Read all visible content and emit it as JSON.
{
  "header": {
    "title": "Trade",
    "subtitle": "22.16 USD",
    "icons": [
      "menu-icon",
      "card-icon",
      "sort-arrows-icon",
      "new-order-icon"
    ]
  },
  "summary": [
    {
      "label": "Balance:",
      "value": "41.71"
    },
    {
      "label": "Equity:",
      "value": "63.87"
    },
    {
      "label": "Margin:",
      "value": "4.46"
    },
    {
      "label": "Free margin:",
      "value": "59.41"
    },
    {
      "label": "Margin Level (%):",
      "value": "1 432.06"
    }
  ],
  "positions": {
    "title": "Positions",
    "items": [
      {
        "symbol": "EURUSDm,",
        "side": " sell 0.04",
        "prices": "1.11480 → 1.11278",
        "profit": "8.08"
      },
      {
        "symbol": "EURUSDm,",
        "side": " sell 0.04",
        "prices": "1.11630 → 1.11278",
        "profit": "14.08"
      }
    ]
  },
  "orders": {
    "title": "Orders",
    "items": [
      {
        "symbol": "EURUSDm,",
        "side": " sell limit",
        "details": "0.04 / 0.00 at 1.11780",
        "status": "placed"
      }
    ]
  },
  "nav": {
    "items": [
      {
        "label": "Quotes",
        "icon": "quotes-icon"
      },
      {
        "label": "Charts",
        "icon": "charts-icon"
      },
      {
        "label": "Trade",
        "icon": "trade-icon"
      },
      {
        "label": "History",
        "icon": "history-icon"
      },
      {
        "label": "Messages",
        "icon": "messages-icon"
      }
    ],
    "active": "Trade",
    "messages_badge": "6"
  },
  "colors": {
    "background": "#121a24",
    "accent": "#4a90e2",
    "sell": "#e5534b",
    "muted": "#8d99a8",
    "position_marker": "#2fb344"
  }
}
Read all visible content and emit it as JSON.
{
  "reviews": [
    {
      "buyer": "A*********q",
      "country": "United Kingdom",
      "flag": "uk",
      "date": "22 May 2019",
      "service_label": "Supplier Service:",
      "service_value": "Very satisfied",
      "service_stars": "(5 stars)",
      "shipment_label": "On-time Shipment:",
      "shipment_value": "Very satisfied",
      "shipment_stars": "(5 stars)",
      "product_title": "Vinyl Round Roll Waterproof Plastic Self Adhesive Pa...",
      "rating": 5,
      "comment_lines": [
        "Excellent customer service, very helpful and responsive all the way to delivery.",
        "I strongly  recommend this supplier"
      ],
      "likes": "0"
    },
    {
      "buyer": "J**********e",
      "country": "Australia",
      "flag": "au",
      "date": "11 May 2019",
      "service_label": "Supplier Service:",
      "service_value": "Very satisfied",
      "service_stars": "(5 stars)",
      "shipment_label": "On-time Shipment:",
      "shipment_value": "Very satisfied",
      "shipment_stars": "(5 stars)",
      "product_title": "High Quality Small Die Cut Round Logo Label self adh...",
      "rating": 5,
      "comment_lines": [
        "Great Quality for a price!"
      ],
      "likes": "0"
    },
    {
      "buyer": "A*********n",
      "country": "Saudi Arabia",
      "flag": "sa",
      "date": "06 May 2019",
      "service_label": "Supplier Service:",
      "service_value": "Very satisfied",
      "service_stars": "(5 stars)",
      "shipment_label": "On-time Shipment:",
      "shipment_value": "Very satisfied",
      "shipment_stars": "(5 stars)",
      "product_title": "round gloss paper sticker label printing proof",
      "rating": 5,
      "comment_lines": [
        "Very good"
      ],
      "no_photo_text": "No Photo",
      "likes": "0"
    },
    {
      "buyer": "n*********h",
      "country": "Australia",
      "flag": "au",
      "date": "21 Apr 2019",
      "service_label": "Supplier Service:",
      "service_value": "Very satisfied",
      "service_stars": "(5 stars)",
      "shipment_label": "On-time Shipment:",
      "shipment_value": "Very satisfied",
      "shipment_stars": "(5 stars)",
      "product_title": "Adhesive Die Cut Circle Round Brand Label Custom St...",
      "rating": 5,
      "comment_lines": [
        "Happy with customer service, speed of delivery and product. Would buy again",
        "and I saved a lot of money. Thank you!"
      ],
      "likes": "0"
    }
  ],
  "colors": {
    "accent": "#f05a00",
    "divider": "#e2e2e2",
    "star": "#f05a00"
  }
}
────────────────────
▸ **Exercise requirements**:
Look through the entries above for the word "delivery". Copy every line where it shows up.

▸ **Result of the exercise**:
        "Excellent customer service, very helpful and responsive all the way to delivery.",
        "Happy with customer service, speed of delivery and product. Would buy again",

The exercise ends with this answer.